Lines containing the string "einem" are to be collected in full.

-- Begin ENTRIES --

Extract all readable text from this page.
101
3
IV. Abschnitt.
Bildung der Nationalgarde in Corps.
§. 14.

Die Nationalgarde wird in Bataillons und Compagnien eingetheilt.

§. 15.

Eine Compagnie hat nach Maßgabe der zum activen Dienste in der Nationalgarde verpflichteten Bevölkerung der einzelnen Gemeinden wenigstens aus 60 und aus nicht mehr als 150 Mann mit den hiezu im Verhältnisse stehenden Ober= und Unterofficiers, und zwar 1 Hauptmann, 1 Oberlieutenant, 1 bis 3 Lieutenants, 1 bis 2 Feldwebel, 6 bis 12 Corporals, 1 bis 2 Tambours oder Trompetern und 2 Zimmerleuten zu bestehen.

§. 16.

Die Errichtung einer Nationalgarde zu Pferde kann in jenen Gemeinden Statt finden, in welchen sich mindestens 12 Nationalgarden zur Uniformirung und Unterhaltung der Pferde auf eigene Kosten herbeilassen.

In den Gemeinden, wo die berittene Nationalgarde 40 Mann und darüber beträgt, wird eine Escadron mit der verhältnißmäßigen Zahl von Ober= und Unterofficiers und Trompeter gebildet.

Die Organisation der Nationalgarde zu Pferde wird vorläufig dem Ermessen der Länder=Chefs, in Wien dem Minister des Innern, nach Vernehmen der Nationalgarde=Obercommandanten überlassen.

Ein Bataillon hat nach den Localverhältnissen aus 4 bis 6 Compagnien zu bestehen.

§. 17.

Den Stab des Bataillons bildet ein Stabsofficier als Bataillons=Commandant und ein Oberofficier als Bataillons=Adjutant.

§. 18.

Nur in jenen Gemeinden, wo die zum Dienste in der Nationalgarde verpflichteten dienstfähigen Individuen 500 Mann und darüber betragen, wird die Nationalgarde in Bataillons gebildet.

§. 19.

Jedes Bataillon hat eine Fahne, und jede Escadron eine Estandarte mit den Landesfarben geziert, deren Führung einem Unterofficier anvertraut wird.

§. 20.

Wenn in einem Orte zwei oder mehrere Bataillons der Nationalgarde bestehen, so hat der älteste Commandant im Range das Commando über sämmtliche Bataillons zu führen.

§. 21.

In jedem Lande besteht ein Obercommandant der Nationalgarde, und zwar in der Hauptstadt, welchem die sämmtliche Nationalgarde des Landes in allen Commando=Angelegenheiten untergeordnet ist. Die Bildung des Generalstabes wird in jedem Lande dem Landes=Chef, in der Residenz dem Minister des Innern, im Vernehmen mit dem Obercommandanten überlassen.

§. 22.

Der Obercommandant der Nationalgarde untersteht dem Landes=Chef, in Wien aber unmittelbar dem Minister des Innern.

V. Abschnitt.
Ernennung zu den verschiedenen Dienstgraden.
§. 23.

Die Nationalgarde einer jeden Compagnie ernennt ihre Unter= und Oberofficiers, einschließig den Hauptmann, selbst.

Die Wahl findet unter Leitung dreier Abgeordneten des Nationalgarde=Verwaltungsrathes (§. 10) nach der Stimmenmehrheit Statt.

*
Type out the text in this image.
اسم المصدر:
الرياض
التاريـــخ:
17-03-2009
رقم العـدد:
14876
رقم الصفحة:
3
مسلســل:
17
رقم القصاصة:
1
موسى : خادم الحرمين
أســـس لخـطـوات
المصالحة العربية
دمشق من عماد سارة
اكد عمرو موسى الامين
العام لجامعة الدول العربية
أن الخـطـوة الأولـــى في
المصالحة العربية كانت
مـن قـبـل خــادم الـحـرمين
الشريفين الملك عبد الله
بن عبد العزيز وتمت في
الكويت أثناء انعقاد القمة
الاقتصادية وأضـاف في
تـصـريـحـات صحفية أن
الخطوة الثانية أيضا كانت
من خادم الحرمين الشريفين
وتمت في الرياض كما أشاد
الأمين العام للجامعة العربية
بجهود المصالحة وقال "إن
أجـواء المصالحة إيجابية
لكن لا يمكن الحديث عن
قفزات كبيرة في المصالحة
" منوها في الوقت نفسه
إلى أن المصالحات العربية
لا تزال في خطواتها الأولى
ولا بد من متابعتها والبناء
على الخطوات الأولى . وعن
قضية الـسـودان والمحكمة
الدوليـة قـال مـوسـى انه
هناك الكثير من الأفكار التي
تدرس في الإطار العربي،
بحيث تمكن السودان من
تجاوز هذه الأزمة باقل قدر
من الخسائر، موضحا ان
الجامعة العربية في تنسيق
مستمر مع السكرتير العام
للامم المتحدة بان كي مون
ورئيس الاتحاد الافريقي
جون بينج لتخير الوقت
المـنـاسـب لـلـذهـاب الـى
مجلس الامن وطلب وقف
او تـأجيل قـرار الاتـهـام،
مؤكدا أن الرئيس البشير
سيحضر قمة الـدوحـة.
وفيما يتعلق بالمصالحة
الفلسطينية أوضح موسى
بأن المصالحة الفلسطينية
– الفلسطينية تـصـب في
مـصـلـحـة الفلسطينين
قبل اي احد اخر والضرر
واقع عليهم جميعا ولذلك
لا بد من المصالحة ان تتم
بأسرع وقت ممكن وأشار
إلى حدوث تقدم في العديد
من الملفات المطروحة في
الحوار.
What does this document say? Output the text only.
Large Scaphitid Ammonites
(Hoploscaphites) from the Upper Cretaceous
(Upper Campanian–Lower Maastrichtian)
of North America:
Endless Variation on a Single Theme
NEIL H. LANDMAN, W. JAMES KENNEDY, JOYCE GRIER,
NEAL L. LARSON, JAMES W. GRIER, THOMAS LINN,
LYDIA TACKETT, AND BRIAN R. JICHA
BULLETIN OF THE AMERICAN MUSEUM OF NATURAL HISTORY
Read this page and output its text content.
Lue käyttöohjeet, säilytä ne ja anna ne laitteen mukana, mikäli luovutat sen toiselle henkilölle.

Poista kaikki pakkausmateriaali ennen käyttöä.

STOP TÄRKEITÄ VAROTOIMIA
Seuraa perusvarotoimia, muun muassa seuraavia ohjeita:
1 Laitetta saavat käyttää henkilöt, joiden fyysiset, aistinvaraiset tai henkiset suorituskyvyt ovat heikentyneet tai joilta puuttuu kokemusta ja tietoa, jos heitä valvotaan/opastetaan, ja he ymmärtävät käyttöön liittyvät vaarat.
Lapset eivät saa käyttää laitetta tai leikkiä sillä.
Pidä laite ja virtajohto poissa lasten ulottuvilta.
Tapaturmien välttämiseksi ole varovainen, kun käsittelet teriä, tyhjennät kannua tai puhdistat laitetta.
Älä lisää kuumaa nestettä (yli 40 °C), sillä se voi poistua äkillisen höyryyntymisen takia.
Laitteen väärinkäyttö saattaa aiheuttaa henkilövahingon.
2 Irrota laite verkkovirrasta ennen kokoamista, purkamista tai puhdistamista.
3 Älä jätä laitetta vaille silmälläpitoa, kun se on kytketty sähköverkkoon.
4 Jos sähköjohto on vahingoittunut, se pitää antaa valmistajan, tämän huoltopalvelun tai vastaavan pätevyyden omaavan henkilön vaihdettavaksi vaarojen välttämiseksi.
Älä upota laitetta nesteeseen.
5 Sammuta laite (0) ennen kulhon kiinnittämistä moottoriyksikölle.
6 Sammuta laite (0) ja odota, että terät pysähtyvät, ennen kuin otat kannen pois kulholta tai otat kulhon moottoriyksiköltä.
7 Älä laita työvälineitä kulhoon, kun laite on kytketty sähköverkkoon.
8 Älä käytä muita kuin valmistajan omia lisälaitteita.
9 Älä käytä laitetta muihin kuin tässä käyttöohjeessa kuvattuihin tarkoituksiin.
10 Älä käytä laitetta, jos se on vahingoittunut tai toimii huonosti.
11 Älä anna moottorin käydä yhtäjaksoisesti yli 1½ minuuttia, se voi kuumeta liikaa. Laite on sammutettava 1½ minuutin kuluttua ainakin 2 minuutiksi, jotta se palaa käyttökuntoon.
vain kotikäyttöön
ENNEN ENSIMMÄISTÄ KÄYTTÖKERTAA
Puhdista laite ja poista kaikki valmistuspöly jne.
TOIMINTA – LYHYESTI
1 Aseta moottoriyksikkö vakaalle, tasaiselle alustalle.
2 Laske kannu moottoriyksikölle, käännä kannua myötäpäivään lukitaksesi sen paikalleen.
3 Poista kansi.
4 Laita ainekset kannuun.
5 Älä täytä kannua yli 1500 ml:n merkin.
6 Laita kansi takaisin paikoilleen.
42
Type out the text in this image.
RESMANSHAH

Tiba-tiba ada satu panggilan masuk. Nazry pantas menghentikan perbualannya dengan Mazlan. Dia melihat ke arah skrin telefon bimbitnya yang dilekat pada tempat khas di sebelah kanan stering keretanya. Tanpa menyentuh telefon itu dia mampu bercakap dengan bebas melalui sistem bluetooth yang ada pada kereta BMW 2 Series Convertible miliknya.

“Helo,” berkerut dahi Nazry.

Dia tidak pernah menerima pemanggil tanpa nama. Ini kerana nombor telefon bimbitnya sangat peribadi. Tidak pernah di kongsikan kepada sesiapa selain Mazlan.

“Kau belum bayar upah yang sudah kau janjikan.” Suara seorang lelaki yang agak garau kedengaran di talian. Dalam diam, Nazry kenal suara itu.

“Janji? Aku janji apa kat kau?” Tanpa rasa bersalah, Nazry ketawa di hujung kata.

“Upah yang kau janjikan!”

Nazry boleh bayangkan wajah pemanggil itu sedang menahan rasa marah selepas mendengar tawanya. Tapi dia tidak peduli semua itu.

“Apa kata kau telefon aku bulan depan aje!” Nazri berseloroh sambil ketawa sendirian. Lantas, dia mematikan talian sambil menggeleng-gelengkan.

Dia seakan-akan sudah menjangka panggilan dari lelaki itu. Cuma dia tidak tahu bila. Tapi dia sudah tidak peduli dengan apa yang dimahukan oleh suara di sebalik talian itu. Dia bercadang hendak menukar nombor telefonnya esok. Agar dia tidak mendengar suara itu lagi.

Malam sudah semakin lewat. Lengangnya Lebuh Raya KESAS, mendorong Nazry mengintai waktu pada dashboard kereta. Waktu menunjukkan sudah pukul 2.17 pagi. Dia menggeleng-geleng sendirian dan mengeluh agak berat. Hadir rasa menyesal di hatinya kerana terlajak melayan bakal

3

-- End ENTRIES --

◆ WRITTEN REPLY ◆
Jedes Bataillon hat eine Fahne, und jede Escadron eine Estandarte mit den Landesfarben geziert, deren Führung einem Unterofficier anvertraut wird.
Wenn in einem Orte zwei oder mehrere Bataillons der Nationalgarde bestehen, so hat der älteste Commandant im Range das Commando über sämmtliche Bataillons zu führen.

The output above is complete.